◆ PROMPT
Copy out all the lines where "animal" shows up.

◆ SUPPLIED INFORMATION
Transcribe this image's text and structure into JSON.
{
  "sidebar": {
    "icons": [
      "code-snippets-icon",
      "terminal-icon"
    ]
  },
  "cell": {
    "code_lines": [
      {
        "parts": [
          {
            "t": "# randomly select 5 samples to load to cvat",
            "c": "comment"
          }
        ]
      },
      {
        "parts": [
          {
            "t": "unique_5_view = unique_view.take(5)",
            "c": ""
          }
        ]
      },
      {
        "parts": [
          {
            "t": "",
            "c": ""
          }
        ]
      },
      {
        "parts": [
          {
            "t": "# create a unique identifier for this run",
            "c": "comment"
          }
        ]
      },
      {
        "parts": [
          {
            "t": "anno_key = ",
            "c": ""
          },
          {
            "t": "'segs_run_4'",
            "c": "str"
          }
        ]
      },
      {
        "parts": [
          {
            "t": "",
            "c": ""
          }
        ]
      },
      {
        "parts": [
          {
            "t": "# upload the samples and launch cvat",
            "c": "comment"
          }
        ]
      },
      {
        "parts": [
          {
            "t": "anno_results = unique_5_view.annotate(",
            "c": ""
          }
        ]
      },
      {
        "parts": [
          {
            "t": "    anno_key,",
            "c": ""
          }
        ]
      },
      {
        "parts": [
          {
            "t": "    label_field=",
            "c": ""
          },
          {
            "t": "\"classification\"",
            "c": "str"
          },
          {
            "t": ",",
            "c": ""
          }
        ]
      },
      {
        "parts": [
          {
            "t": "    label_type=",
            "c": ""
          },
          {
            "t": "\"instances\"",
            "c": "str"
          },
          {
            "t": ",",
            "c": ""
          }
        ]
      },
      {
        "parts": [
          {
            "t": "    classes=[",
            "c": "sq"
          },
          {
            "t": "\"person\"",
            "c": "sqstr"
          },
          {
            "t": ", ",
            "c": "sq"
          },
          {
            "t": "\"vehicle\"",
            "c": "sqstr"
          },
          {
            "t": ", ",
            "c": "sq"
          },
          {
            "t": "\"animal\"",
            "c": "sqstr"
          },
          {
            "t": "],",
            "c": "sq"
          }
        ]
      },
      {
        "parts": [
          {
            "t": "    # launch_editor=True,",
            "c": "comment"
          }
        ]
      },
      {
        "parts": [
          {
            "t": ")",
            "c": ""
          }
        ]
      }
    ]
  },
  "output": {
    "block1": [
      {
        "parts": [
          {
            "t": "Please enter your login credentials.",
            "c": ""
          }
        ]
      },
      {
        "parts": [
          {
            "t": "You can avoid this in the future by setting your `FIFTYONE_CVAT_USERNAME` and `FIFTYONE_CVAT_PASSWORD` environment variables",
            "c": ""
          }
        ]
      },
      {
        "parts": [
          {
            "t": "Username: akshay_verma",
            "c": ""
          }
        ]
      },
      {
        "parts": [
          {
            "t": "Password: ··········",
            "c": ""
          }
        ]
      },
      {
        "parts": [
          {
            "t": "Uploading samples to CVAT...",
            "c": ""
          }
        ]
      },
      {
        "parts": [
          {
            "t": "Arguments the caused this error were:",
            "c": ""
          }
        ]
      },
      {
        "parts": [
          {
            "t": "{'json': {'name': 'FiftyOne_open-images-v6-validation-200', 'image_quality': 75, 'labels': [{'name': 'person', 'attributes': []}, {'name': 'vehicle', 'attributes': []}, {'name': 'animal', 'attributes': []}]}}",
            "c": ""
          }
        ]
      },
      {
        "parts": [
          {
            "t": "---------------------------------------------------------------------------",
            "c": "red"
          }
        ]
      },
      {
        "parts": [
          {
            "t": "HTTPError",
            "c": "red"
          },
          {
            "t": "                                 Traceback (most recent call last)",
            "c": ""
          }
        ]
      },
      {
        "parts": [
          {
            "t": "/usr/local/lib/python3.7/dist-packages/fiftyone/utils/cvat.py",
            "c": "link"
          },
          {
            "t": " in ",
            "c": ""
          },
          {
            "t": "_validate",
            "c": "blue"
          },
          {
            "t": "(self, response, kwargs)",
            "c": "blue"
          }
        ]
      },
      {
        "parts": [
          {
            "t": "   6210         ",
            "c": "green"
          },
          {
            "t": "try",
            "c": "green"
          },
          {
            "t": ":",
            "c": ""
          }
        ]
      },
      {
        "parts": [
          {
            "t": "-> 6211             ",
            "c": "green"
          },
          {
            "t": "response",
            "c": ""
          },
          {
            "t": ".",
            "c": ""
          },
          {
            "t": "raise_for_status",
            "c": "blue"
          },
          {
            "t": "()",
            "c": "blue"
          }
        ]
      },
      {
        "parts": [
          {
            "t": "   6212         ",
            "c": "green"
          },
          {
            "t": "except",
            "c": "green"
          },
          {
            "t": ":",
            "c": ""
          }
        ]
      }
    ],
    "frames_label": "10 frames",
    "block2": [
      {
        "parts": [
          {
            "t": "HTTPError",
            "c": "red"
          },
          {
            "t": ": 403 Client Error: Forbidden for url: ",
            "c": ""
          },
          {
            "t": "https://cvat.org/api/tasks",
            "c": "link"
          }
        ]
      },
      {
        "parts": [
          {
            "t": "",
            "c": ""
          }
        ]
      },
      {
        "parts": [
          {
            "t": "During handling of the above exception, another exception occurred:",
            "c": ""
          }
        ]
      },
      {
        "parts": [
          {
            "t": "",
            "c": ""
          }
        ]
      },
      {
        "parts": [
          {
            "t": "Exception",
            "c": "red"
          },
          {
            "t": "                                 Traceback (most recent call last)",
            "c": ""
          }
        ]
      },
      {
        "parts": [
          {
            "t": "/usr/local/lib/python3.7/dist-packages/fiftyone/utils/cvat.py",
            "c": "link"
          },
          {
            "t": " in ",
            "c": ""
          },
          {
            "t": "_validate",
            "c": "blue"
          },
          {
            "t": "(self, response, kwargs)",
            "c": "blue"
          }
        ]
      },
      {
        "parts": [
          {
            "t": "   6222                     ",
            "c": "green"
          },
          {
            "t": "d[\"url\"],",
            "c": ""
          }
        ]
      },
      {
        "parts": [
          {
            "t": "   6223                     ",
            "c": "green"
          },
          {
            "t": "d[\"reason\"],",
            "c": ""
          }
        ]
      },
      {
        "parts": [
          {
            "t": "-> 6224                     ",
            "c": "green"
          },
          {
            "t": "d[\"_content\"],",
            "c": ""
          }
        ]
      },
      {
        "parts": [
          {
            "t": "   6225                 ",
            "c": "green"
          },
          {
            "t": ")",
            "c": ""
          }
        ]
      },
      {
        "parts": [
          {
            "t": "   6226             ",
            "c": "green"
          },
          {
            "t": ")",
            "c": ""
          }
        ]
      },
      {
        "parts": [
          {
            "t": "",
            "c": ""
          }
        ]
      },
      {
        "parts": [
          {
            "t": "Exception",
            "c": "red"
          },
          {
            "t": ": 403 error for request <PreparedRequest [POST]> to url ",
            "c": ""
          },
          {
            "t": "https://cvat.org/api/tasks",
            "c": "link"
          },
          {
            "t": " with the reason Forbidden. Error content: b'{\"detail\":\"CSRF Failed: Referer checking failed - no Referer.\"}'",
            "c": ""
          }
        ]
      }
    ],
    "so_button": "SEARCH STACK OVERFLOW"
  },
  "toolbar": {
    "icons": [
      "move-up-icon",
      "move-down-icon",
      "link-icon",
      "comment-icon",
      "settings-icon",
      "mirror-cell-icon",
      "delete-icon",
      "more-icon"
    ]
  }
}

◆ EXERCISE RESULT
            "t": "\"animal\"",
            "t": "{'json': {'name': 'FiftyOne_open-images-v6-validation-200', 'image_quality': 75, 'labels': [{'name': 'person', 'attributes': []}, {'name': 'vehicle', 'attributes': []}, {'name': 'animal', 'attributes': []}]}}",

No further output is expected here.